----- Supplied data

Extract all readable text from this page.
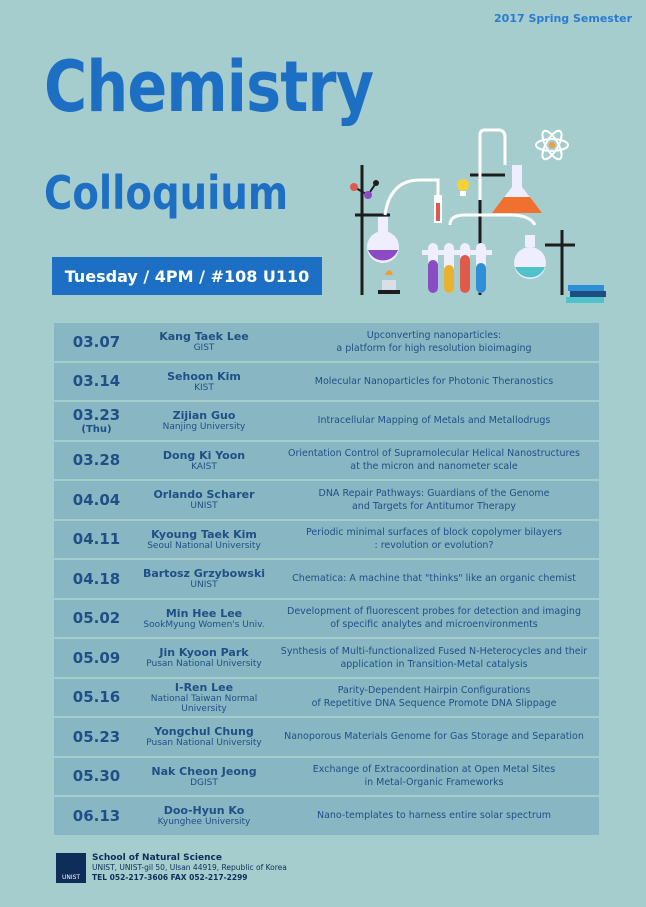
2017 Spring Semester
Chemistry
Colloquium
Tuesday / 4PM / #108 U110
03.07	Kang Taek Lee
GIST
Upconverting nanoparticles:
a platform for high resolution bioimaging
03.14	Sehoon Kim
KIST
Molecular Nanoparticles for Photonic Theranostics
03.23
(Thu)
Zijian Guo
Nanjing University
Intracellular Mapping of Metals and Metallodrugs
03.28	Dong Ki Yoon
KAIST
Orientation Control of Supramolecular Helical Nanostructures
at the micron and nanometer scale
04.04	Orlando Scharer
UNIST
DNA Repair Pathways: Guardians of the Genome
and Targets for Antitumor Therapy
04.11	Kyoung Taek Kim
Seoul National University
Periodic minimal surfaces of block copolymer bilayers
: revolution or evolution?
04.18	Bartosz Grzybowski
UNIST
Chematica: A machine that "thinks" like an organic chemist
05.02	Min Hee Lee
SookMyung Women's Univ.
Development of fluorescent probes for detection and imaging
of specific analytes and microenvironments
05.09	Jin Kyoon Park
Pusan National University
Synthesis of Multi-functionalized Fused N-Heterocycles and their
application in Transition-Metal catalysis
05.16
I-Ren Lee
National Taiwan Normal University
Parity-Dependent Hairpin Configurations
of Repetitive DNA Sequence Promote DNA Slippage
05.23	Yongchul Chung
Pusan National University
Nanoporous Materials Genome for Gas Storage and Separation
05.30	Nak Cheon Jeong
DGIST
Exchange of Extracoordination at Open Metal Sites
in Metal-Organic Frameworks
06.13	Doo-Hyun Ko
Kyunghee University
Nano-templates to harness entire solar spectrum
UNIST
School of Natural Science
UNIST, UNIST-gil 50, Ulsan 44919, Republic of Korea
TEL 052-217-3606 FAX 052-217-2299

----------

The task
Could you return all lines from the records that include the word "National"?

Answer space
Seoul National University
Pusan National University
National Taiwan Normal University
Pusan National University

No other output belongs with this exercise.